### WHAT TO WORK ON:
Print all of the data exactly.

>> Start

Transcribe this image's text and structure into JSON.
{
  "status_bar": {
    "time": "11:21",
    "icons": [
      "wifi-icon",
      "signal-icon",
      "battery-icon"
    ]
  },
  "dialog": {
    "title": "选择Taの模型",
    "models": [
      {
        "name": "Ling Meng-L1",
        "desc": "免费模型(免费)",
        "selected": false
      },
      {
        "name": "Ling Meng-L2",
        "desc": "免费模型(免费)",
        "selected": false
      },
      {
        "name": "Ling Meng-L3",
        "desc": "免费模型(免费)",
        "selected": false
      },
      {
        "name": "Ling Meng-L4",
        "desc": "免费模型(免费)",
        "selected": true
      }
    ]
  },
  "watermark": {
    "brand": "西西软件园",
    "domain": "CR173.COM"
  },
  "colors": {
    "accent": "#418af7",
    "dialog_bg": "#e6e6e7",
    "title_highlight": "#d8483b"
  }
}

>> End

### WRITTEN SOLUTION:
Transcribe this image's text and structure into JSON.
{
  "status_bar": {
    "time": "11:21",
    "icons": [
      "wifi-icon",
      "signal-icon",
      "battery-icon"
    ]
  },
  "dialog": {
    "title": "选择Taの模型",
    "models": [
      {
        "name": "Ling Meng-L1",
        "desc": "免费模型(免费)",
        "selected": false
      },
      {
        "name": "Ling Meng-L2",
        "desc": "免费模型(免费)",
        "selected": false
      },
      {
        "name": "Ling Meng-L3",
        "desc": "免费模型(免费)",
        "selected": false
      },
      {
        "name": "Ling Meng-L4",
        "desc": "免费模型(免费)",
        "selected": true
      }
    ]
  },
  "watermark": {
    "brand": "西西软件园",
    "domain": "CR173.COM"
  },
  "colors": {
    "accent": "#418af7",
    "dialog_bg": "#e6e6e7",
    "title_highlight": "#d8483b"
  }
}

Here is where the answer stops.